- Tareas requeridas
1. Responde según el fragmento sobre la cooperación internacional:
(a) ¿En qué convierten a las personas y la naturaleza los tratados de libre comercio de las empresas transnacionales?
(b) ¿Por quiénes es mayormente practicada la denominada cooperación clásica?
(c) ¿Qué seguiremos teniendo en los años venideros, según la última frase?
2. Reproduce la parte del fragmento sobre la cooperación internacional que empieza con las palabras "Y en este campo, la" y termina con "una mera mercancía.".
3. ¿Cómo sigue el fragmento sobre la cooperación internacional? Continúalo a partir de su última frase.

- Fragmento de página
____________________

Y en este campo, la solidaridad y cooperación internacional sí tiene un importante rol que cumplir. Fortaleciendo las agendas y planteamientos de los movimientos sociales, demandando con firmeza el cumplimiento de cuestiones tan centrales como todos los derechos para todas y todos y en todos los sitios. Impulsando también bases para el crecimiento de la conciencia crítica de esas sociedades, las de aquí y las de allá, sobre parámetros de justicia y redistribución necesaria de la riqueza existente en el mundo, o denunciando cueste lo que cueste y en todo lugar las violaciones de los derechos no solo aquellas a cargo de agentes más o menos identificables, sino también las de instituciones locales, nacionales e internacionales, incluidas empresas transnacionales que con sus tratados de libre comercio no hacen sino aumentar la conversión de las personas y la naturaleza en una mera mercancía.
Lo contrario será mantenerse en los márgenes que impone el sistema, aquellos propios de la denominada cooperación clásica. La mayormente practicada por los organismos internacionales pero también por muchas organizaciones no gubernamentales, que entiende como suficiente el hecho de paliar en cierta medida las negativas condiciones de vida de las personas a las que se atiende, pero que, como decimos, siempre se mantendrá dentro de los márgenes del modelo de desarrollo. Por lo tanto, sin transformar los patrones de dominación, luego, agravando la dependencia y las desigualdades antes citadas. Y esto solo nos garantiza que seguiremos teniendo demasiados Haitís en los años venideros.

____________________

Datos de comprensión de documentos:
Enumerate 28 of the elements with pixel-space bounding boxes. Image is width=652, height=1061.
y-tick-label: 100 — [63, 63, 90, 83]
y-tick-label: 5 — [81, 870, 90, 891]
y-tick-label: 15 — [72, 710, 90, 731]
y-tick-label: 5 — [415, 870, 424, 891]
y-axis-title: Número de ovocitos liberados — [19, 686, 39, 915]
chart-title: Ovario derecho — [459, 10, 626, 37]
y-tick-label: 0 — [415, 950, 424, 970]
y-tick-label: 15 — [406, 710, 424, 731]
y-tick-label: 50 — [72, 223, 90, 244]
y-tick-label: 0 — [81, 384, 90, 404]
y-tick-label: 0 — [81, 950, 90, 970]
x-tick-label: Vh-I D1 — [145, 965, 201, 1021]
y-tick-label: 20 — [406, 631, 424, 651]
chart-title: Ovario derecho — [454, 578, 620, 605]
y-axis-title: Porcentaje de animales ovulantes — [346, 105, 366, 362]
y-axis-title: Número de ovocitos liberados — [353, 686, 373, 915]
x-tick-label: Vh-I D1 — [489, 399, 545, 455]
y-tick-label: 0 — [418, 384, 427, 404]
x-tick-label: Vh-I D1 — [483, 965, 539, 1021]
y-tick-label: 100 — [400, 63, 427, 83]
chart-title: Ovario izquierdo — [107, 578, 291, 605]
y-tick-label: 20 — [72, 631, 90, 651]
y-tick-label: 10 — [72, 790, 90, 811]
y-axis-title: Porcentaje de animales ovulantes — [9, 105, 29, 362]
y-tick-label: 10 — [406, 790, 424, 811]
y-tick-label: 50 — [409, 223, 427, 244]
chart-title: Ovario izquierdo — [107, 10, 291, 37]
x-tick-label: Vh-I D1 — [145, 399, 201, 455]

____________________

- Respuestas
1.
(a) En una mera mercancía.
(b) Por los organismos internacionales, pero también por muchas organizaciones no gubernamentales.
(c) Demasiados Haitís.

2.
Y en este campo, la solidaridad y cooperación internacional sí tiene un importante rol que cumplir. Fortaleciendo las agendas y planteamientos de los movimientos sociales, demandando con firmeza el cumplimiento de cuestiones tan centrales como todos los derechos para todas y todos y en todos los sitios. Impulsando también bases para el crecimiento de la conciencia crítica de esas sociedades, las de aquí y las de allá, sobre parámetros de justicia y redistribución necesaria de la riqueza existente en el mundo, o denunciando cueste lo que cueste y en todo lugar las violaciones de los derechos no solo aquellas a cargo de agentes más o menos identificables, sino también las de instituciones locales, nacionales e internacionales, incluidas empresas transnacionales que con sus tratados de libre comercio no hacen sino aumentar la conversión de las personas y la naturaleza en una mera mercancía.

3.
Por supuesto, todo este cuestionamiento a la teoría del desarrollo lo es también a los parámetros esenciales del modelo, al crecimiento ilimitado como horizonte, al individualismo como eje de vida, al consumismo como matriz económica, a la explotación hasta las últimas consecuencias de las personas y la naturaleza como medio de progreso, en suma, a las bases del capitalismo, fortalecido en las últimas décadas por los planteamientos neoliberales más agresivos aún en estos mismos campos. Y somos conscientes de la mala prensa que pueden tener ideas y prácticas alternativas como el decrecimiento en esa obsesión por el crecimiento sin fin que nos han inculcado o, en la misma dirección, teorías y prácticas como el “buen vivir”, porque también nos han imbuido la idea de que éstas son propias de pueblos poco desarrollados. Igualmente, opera en contra de estas apuestas por generar alternativas al desarrollo (y no desarrollo alternativo, es decir, seguir de una u otra forma dentro del actual modelo desarrollo como sistema) el sentimiento de vértigo, incluso miedo, al cambio, cuando nos han convertido en personas y sociedades altamente conservadoras de lo que tenemos y somos.
Pero ante todo ello el riesgo evidente que como planeta y sociedades corremos es innegable. Ya no solo es cuestión de justicia social la urgencia por transformar, por construir las alternativas, por dejar atrás el desarrollo tal y como se ha entendido, lo cual ya sería razón suficiente, sino que la propia vida está en juego. Nos acostumbran a contemplar las catástrofes “naturales” y humanas (guerras, huracanes, migraciones, terremotos, explotación laboral, empobrecimiento generalizado…) como películas de Hollywood y como si desaparecieran con la misma facilidad que apagamos el televisor con el mando. Sin embargo, en esta ocasión la ficción no es tal, hablamos de duras realidades y, además, quieren quitarnos el mando. Por lo tanto, es urgente actuar en esa construcción de alternativas, para que vida y planeta no se conviertan en variables incompatibles de una única ecuación.